=== Directions for this task ===
Filter the entries, keeping every line with the word "left".

=== Dataset records ===
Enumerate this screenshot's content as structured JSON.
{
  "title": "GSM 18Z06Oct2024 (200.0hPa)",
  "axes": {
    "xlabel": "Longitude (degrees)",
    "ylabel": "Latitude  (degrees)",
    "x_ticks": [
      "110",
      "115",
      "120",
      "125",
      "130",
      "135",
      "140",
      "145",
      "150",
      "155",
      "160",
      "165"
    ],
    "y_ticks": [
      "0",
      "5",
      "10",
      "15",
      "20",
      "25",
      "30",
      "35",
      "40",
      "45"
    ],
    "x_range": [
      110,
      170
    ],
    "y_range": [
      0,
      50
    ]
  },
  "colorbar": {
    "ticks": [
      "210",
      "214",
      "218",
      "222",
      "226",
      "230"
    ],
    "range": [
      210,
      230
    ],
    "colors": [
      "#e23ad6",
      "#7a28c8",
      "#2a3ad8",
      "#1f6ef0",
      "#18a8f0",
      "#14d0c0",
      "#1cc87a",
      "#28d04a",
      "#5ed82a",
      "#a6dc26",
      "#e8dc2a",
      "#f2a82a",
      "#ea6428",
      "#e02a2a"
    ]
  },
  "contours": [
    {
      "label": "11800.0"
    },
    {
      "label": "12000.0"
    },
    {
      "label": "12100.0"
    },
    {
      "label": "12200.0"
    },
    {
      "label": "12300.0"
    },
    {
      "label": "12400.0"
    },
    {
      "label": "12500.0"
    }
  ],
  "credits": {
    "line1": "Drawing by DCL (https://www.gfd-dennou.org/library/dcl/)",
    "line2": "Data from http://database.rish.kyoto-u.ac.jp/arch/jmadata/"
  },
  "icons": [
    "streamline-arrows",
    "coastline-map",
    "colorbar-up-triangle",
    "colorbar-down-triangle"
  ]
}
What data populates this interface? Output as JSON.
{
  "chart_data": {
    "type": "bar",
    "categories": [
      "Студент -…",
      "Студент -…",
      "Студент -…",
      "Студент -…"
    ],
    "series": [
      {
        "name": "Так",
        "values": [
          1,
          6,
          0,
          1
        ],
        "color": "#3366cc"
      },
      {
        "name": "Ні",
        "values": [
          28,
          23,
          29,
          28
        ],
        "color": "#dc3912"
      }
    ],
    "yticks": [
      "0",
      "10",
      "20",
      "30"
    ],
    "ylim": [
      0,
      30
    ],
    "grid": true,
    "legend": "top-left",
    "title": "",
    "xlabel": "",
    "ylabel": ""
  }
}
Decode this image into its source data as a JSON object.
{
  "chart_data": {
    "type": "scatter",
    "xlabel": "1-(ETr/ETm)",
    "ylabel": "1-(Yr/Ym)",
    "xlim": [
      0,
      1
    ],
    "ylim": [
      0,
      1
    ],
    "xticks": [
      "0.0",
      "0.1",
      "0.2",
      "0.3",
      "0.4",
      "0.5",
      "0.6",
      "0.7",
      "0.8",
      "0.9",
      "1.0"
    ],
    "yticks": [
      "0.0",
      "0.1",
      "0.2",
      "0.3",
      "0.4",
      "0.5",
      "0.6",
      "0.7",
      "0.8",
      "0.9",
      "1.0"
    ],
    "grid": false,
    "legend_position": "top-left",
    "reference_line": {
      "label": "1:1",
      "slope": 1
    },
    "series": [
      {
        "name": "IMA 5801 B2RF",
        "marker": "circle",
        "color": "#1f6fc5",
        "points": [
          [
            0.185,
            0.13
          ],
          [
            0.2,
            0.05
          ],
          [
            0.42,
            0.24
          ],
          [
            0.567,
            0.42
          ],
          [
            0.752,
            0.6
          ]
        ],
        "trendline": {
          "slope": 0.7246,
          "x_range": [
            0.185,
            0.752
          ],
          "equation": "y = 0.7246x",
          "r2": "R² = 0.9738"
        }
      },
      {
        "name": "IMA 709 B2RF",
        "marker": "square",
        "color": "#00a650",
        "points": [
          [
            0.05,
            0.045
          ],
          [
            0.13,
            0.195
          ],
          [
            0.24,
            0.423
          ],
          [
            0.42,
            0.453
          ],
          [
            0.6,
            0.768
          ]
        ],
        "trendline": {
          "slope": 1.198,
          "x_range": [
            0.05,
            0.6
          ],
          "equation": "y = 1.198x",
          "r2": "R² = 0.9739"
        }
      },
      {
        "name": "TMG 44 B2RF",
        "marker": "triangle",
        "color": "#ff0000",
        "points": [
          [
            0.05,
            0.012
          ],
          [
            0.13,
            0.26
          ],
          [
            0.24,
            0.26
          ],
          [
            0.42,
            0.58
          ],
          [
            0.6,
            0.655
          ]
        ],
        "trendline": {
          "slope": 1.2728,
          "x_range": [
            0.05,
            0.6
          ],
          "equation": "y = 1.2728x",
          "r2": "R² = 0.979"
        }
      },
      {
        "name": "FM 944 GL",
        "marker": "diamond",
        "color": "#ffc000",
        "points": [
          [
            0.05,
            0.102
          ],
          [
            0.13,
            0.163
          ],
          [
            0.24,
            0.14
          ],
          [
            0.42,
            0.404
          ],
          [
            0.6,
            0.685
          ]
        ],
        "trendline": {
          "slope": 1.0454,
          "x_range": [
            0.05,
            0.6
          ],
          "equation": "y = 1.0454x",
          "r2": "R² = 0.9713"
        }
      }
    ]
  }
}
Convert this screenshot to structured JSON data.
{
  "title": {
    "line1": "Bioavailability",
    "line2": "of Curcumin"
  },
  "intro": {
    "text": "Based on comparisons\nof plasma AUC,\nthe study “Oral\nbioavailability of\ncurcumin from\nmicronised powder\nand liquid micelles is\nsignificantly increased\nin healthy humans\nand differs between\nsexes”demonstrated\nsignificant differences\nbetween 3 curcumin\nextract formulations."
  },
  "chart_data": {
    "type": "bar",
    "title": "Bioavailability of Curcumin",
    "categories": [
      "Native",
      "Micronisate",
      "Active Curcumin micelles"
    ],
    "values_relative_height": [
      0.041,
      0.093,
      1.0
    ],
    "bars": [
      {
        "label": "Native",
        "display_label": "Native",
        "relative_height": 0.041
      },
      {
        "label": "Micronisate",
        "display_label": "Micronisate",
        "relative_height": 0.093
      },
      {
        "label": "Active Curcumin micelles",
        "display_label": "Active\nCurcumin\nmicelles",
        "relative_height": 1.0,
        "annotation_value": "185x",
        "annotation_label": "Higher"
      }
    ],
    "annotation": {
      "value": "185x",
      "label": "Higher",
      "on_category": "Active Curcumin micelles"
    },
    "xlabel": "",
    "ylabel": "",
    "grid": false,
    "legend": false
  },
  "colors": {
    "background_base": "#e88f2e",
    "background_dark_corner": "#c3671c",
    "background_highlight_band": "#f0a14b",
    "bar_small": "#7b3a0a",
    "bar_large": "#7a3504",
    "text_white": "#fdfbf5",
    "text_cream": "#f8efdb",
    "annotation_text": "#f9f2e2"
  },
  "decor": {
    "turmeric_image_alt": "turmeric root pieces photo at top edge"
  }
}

=== Output for this task ===
    "legend": "top-left",
    "legend_position": "top-left",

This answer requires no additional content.